Stored data:
+===+

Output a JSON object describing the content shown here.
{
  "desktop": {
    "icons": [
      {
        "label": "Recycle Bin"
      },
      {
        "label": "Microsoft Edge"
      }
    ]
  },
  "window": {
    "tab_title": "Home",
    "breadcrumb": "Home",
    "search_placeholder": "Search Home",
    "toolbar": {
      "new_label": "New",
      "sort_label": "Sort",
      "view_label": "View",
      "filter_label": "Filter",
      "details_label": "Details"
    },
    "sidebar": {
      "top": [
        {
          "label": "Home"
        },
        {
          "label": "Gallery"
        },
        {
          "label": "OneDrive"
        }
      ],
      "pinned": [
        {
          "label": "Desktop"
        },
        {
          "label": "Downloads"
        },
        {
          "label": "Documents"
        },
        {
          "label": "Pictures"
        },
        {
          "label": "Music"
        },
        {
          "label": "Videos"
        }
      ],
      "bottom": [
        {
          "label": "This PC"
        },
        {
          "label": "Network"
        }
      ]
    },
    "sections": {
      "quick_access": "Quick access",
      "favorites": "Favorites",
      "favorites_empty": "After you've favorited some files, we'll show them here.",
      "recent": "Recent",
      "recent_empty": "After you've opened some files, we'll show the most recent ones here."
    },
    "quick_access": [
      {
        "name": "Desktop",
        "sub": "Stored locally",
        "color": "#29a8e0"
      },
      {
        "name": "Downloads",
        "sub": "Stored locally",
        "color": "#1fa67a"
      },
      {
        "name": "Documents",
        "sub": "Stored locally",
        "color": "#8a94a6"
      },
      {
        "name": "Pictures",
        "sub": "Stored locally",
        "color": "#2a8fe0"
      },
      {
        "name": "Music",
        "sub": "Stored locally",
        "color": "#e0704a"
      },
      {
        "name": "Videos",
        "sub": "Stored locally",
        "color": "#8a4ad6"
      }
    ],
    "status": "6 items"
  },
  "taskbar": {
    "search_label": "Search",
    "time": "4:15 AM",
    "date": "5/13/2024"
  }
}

+===+

Repeat each record exactly, leaving nothing out.

Output a JSON object describing the content shown here.
{
  "desktop": {
    "icons": [
      {
        "label": "Recycle Bin"
      },
      {
        "label": "Microsoft Edge"
      }
    ]
  },
  "window": {
    "tab_title": "Home",
    "breadcrumb": "Home",
    "search_placeholder": "Search Home",
    "toolbar": {
      "new_label": "New",
      "sort_label": "Sort",
      "view_label": "View",
      "filter_label": "Filter",
      "details_label": "Details"
    },
    "sidebar": {
      "top": [
        {
          "label": "Home"
        },
        {
          "label": "Gallery"
        },
        {
          "label": "OneDrive"
        }
      ],
      "pinned": [
        {
          "label": "Desktop"
        },
        {
          "label": "Downloads"
        },
        {
          "label": "Documents"
        },
        {
          "label": "Pictures"
        },
        {
          "label": "Music"
        },
        {
          "label": "Videos"
        }
      ],
      "bottom": [
        {
          "label": "This PC"
        },
        {
          "label": "Network"
        }
      ]
    },
    "sections": {
      "quick_access": "Quick access",
      "favorites": "Favorites",
      "favorites_empty": "After you've favorited some files, we'll show them here.",
      "recent": "Recent",
      "recent_empty": "After you've opened some files, we'll show the most recent ones here."
    },
    "quick_access": [
      {
        "name": "Desktop",
        "sub": "Stored locally",
        "color": "#29a8e0"
      },
      {
        "name": "Downloads",
        "sub": "Stored locally",
        "color": "#1fa67a"
      },
      {
        "name": "Documents",
        "sub": "Stored locally",
        "color": "#8a94a6"
      },
      {
        "name": "Pictures",
        "sub": "Stored locally",
        "color": "#2a8fe0"
      },
      {
        "name": "Music",
        "sub": "Stored locally",
        "color": "#e0704a"
      },
      {
        "name": "Videos",
        "sub": "Stored locally",
        "color": "#8a4ad6"
      }
    ],
    "status": "6 items"
  },
  "taskbar": {
    "search_label": "Search",
    "time": "4:15 AM",
    "date": "5/13/2024"
  }
}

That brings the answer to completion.